[WHAT NEEDS TO BE DONE]
Reproduce each of the following rows without changing a single character.

[SUPPLIED DATA]

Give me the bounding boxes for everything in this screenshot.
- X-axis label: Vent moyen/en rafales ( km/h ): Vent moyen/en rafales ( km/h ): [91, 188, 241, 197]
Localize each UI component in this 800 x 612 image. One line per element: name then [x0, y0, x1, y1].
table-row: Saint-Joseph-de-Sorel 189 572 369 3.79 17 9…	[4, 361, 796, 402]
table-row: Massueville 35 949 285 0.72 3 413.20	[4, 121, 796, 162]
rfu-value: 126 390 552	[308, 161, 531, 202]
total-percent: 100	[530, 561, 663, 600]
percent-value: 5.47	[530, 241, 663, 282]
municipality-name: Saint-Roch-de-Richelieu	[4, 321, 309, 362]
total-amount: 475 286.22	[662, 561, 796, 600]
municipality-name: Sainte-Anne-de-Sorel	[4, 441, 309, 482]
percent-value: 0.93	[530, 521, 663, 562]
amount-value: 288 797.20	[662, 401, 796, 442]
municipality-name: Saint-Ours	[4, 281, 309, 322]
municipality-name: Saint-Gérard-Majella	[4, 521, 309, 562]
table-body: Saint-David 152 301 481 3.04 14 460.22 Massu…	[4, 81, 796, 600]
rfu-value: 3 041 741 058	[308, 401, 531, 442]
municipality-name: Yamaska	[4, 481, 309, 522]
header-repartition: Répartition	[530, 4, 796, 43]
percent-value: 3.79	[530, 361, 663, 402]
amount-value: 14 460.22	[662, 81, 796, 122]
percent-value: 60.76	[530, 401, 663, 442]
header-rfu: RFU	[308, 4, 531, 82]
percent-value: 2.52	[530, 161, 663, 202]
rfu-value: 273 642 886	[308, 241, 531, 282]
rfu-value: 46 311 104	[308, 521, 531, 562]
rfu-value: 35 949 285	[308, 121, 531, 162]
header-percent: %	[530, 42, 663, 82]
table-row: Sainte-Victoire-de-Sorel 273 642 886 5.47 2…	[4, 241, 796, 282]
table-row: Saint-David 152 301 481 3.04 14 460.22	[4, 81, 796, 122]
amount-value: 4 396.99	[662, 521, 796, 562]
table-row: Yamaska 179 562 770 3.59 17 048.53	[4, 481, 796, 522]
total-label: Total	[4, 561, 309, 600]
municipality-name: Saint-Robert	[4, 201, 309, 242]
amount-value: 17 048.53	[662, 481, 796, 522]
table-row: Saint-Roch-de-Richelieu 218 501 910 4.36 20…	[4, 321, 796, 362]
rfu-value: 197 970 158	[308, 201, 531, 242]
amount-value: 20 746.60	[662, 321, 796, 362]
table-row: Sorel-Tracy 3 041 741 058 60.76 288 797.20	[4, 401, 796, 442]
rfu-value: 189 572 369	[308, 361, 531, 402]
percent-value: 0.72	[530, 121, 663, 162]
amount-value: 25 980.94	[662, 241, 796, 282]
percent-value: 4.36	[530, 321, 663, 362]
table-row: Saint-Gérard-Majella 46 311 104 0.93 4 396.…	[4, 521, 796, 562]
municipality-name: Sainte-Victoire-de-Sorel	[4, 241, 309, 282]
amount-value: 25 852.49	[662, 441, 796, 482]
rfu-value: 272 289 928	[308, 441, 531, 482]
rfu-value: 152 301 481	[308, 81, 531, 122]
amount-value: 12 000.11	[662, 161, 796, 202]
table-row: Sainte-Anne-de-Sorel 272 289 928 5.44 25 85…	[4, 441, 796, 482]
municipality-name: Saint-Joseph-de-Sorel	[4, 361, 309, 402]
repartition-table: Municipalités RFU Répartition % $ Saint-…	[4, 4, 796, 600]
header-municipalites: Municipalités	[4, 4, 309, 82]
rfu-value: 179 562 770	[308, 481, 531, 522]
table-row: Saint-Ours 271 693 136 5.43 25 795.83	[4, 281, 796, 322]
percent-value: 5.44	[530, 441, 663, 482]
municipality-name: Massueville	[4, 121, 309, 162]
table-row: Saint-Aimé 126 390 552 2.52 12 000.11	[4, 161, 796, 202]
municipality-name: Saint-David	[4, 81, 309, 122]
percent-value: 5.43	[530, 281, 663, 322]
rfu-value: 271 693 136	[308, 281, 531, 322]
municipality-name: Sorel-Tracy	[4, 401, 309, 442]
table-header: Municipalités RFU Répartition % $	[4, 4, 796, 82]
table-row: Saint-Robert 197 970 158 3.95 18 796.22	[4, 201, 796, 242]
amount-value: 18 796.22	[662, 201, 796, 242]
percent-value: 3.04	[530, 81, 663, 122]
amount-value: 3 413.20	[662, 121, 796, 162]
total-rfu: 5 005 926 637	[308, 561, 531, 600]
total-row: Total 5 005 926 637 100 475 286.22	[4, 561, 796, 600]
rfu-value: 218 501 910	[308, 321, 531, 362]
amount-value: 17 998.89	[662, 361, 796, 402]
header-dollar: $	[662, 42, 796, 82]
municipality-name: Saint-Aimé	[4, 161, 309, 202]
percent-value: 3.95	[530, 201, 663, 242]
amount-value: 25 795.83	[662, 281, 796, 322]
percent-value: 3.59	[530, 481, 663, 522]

[TASK OUTPUT]
Give me the bounding boxes for everything in this screenshot.
- X-axis label: Vent moyen/en rafales ( km/h ): Vent moyen/en rafales ( km/h ): [91, 188, 241, 197]
Localize each UI component in this 800 x 612 image. One line per element: name then [x0, y0, x1, y1].
table-row: Saint-Joseph-de-Sorel 189 572 369 3.79 17 9…	[4, 361, 796, 402]
table-row: Massueville 35 949 285 0.72 3 413.20	[4, 121, 796, 162]
rfu-value: 126 390 552	[308, 161, 531, 202]
total-percent: 100	[530, 561, 663, 600]
percent-value: 5.47	[530, 241, 663, 282]
municipality-name: Saint-Roch-de-Richelieu	[4, 321, 309, 362]
total-amount: 475 286.22	[662, 561, 796, 600]
municipality-name: Sainte-Anne-de-Sorel	[4, 441, 309, 482]
percent-value: 0.93	[530, 521, 663, 562]
amount-value: 288 797.20	[662, 401, 796, 442]
municipality-name: Saint-Ours	[4, 281, 309, 322]
municipality-name: Saint-Gérard-Majella	[4, 521, 309, 562]
table-body: Saint-David 152 301 481 3.04 14 460.22 Massu…	[4, 81, 796, 600]
rfu-value: 3 041 741 058	[308, 401, 531, 442]
municipality-name: Yamaska	[4, 481, 309, 522]
header-repartition: Répartition	[530, 4, 796, 43]
percent-value: 3.79	[530, 361, 663, 402]
amount-value: 14 460.22	[662, 81, 796, 122]
percent-value: 60.76	[530, 401, 663, 442]
header-rfu: RFU	[308, 4, 531, 82]
percent-value: 2.52	[530, 161, 663, 202]
rfu-value: 273 642 886	[308, 241, 531, 282]
rfu-value: 46 311 104	[308, 521, 531, 562]
rfu-value: 35 949 285	[308, 121, 531, 162]
header-percent: %	[530, 42, 663, 82]
table-row: Sainte-Victoire-de-Sorel 273 642 886 5.47 2…	[4, 241, 796, 282]
table-row: Saint-David 152 301 481 3.04 14 460.22	[4, 81, 796, 122]
amount-value: 4 396.99	[662, 521, 796, 562]
table-row: Yamaska 179 562 770 3.59 17 048.53	[4, 481, 796, 522]
total-label: Total	[4, 561, 309, 600]
municipality-name: Saint-Robert	[4, 201, 309, 242]
amount-value: 17 048.53	[662, 481, 796, 522]
table-row: Saint-Roch-de-Richelieu 218 501 910 4.36 20…	[4, 321, 796, 362]
rfu-value: 197 970 158	[308, 201, 531, 242]
amount-value: 20 746.60	[662, 321, 796, 362]
table-row: Sorel-Tracy 3 041 741 058 60.76 288 797.20	[4, 401, 796, 442]
rfu-value: 189 572 369	[308, 361, 531, 402]
percent-value: 0.72	[530, 121, 663, 162]
amount-value: 25 980.94	[662, 241, 796, 282]
percent-value: 4.36	[530, 321, 663, 362]
table-row: Saint-Gérard-Majella 46 311 104 0.93 4 396.…	[4, 521, 796, 562]
municipality-name: Sainte-Victoire-de-Sorel	[4, 241, 309, 282]
amount-value: 25 852.49	[662, 441, 796, 482]
rfu-value: 272 289 928	[308, 441, 531, 482]
rfu-value: 152 301 481	[308, 81, 531, 122]
amount-value: 12 000.11	[662, 161, 796, 202]
table-row: Sainte-Anne-de-Sorel 272 289 928 5.44 25 85…	[4, 441, 796, 482]
municipality-name: Saint-Joseph-de-Sorel	[4, 361, 309, 402]
repartition-table: Municipalités RFU Répartition % $ Saint-…	[4, 4, 796, 600]
header-municipalites: Municipalités	[4, 4, 309, 82]
rfu-value: 179 562 770	[308, 481, 531, 522]
table-row: Saint-Ours 271 693 136 5.43 25 795.83	[4, 281, 796, 322]
percent-value: 5.44	[530, 441, 663, 482]
municipality-name: Massueville	[4, 121, 309, 162]
table-row: Saint-Aimé 126 390 552 2.52 12 000.11	[4, 161, 796, 202]
municipality-name: Saint-David	[4, 81, 309, 122]
percent-value: 5.43	[530, 281, 663, 322]
rfu-value: 271 693 136	[308, 281, 531, 322]
municipality-name: Sorel-Tracy	[4, 401, 309, 442]
table-header: Municipalités RFU Répartition % $	[4, 4, 796, 82]
table-row: Saint-Robert 197 970 158 3.95 18 796.22	[4, 201, 796, 242]
amount-value: 18 796.22	[662, 201, 796, 242]
percent-value: 3.04	[530, 81, 663, 122]
amount-value: 3 413.20	[662, 121, 796, 162]
total-rfu: 5 005 926 637	[308, 561, 531, 600]
total-row: Total 5 005 926 637 100 475 286.22	[4, 561, 796, 600]
rfu-value: 218 501 910	[308, 321, 531, 362]
amount-value: 17 998.89	[662, 361, 796, 402]
header-dollar: $	[662, 42, 796, 82]
municipality-name: Saint-Aimé	[4, 161, 309, 202]
percent-value: 3.95	[530, 201, 663, 242]
amount-value: 25 795.83	[662, 281, 796, 322]
percent-value: 3.59	[530, 481, 663, 522]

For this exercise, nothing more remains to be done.